Somewhere on the west coast of Florida tonight, the Mystery Monkey of Tampa Bay sleeps.

When the sun rises over the Gulf of Mexico in the morning, the rhesus macaque resumes his search for others of his own kind, cutting his way through the urban jungle of swimming pools and pastel condos, dodging paparazzi camera flashes and trackers’ tranquilizer darts.

He’s likely an exile from a troupe of wild monkeys living in Silver Springs, who are believed to be the descendants of escaped extras used in the 1930s “Tarzan” films. His decision to challenge the mating rights of an older male likely first got him the royal smackdown, then the boot out of the community.

The Mystery Monkey has become a celebrity fugitive, a furry reincarnation of John Dillinger. Snapshots are rare, sightings unreliable. Though many people are rooting for him to avoid capture, some are ready to put a bullet between his eyes.   

He was first spotted in January 2009 in the small town of Hudson, roughly 100 miles from Silver Springs. From there he’s ping-ponged across Tampa Bay, covering about another 80 miles from Clearwater to Hillsborough County, then back up to Palm Harbor and down to the southern tip of St. Petersburg. His most recent sighting was last week in St. Petersburg.

Monkey fans around the world have been cheering on MM, as he is known to his 60,000-plus Facebook followers, each time he eludes his would-be captors.  

His year-and-a-half run from captivity has sparked global attention, and he’s been featured everywhere, from “The Colbert Report” to MSNBC. In addition to the Facebook group, he has a Web site selling T-shirts, as well as a Twitter account. One Tweet on March 9 alluded to a woman in south St. Petersburg who made news for trying to feed him some fruit:

“bitch chased me with a banana today, she’s lucky I didn’t turn around and let her have it between the eyes, we all know what ‘it’ is don’t we”

People from Florida to Belgium to South Korea follow the monkey’s adventures regularly. To them, he is the embodiment of freedom. His Facebook page features many fan photos, including one of a revolution-style fist clenching a banana, with the caption “POWER TO THE MONKEY.”

Data rows:
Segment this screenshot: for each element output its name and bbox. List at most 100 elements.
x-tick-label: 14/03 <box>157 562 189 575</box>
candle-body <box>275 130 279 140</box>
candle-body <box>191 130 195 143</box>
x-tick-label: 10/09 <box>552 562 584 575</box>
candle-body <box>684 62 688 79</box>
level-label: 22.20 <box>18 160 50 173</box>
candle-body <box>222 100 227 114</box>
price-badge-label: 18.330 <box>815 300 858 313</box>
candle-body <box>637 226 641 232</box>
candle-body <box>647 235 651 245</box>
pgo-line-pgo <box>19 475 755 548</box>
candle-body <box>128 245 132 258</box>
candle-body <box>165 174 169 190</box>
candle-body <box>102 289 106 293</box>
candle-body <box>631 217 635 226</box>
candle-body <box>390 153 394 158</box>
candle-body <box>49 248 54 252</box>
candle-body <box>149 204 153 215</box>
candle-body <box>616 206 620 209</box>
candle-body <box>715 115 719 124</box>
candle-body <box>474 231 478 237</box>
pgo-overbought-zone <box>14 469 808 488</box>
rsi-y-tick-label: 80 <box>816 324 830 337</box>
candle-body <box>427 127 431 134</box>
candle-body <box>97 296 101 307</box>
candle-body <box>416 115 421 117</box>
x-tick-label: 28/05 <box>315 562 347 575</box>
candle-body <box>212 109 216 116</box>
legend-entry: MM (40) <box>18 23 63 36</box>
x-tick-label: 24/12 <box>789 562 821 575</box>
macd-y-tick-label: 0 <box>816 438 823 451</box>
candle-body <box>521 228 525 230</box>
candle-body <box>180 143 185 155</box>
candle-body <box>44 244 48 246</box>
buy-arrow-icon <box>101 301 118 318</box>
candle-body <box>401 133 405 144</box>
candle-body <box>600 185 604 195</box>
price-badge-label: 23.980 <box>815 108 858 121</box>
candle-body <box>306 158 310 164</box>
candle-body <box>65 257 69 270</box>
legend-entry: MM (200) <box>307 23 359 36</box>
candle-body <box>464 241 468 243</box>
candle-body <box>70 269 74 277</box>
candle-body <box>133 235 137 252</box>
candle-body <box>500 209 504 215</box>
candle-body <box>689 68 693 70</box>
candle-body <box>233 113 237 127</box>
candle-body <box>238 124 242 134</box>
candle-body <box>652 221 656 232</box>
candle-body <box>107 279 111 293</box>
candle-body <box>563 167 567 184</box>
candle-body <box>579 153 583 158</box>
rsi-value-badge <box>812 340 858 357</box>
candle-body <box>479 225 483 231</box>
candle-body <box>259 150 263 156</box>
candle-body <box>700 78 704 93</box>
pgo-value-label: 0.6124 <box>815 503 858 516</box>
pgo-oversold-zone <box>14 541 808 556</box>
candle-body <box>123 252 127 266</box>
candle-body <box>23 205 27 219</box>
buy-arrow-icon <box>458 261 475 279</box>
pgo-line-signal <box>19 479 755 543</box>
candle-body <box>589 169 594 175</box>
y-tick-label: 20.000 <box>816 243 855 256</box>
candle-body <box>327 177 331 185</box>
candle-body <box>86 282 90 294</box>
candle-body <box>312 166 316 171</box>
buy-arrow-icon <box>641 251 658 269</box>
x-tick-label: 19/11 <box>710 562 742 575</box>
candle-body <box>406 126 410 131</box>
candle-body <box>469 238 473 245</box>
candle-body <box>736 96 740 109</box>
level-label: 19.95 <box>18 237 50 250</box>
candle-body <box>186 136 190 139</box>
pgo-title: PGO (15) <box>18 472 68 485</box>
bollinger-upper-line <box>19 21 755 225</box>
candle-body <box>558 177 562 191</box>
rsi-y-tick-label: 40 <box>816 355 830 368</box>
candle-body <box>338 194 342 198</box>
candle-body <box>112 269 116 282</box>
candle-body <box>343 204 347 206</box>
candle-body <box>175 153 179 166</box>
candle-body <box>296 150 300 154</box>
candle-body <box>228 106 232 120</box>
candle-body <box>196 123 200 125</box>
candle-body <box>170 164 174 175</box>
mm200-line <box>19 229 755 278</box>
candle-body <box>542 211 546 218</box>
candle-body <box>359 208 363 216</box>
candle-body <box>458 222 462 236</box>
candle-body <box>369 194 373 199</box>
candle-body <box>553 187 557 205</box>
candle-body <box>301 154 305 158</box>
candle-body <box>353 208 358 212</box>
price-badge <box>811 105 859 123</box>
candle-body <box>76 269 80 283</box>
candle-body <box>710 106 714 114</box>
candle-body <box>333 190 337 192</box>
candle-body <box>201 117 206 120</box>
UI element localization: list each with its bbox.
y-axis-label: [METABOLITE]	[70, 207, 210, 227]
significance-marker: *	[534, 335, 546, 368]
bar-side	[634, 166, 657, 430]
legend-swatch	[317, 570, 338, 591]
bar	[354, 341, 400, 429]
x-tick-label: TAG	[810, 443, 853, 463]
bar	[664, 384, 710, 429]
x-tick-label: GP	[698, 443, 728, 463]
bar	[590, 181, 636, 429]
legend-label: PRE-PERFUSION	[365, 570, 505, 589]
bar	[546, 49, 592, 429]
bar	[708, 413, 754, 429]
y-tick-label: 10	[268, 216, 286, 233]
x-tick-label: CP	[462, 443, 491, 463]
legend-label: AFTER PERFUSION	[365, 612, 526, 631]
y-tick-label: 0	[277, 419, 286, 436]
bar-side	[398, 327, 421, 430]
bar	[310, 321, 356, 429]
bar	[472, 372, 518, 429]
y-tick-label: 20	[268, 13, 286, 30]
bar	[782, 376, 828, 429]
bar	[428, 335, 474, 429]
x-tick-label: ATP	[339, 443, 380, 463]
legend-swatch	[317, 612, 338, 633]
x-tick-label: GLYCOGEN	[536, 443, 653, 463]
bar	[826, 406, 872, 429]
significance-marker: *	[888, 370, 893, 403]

To be done:
a - Answer these questions using the article on the Mystery Monkey of Tampa Bay:
(i) In what month and year, and in what town, was the monkey first spotted?
(ii) How many Facebook followers does the monkey have?
(iii) What caption appears with the fan photo of a fist clenching a banana?
b - Rewrite the article on the Mystery Monkey from "He’s likely an" to "between his eyes.", substituting "outlaw" for "fugitive".
c - Extend the article on the Mystery Monkey of Tampa Bay past its final sentence.

Responses for each task:
a -
(i) January 2009, in Hudson.
(ii) More than 60,000.
(iii) "POWER TO THE MONKEY."

b -
He’s likely an exile from a troupe of wild monkeys living in Silver Springs, who are believed to be the descendants of escaped extras used in the 1930s “Tarzan” films. His decision to challenge the mating rights of an older male likely first got him the royal smackdown, then the boot out of the community.

The Mystery Monkey has become a celebrity outlaw, a furry reincarnation of John Dillinger. Snapshots are rare, sightings unreliable. Though many people are rooting for him to avoid capture, some are ready to put a bullet between his eyes.

c -
Elusive


Every celebrity has his demons, and MM’s are fame and drugs. He’s been shot more than a dozen times with the tranquilizer drug Ketamine, street name “Special K.” His trackers, veterinarian Don Woodman and Wildlife Rescue and Rehabilitation director Vernon Yates, have now switched to Telazol, a faster-acting drug they hope will have more of an impact. They’ve loaded him up with enough Ketamine to bring down a chimpanzee, an animal that weighs five or six times more than the rhesus.  

“We could have been hitting it with holy water for all the good it did,” Woodman said.  
The Special K has had little effect on the monkey, probably because of the power of his own adrenaline, Woodman said — easy to believe when the little guy has been trapped on a rooftop with trackers one way, paparazzi the other and a helicopter above him. That particular day, MM was running across apartment complex rooftops between Woodman and Yates as they both tried to flush him toward the other. But the public presence was so oppressive that Woodman was afraid they might “dart down a kid” in their attempts to capture him.

“It becomes quite a circus,” Woodman said.

Fueled by his own terror, the rogue primate escaped to a place where he probably slept off the effects of the drug. Confined to the ground, his trackers couldn’t keep up with him.

“He can scale a three-story building like Spider-Man,” Woodman said.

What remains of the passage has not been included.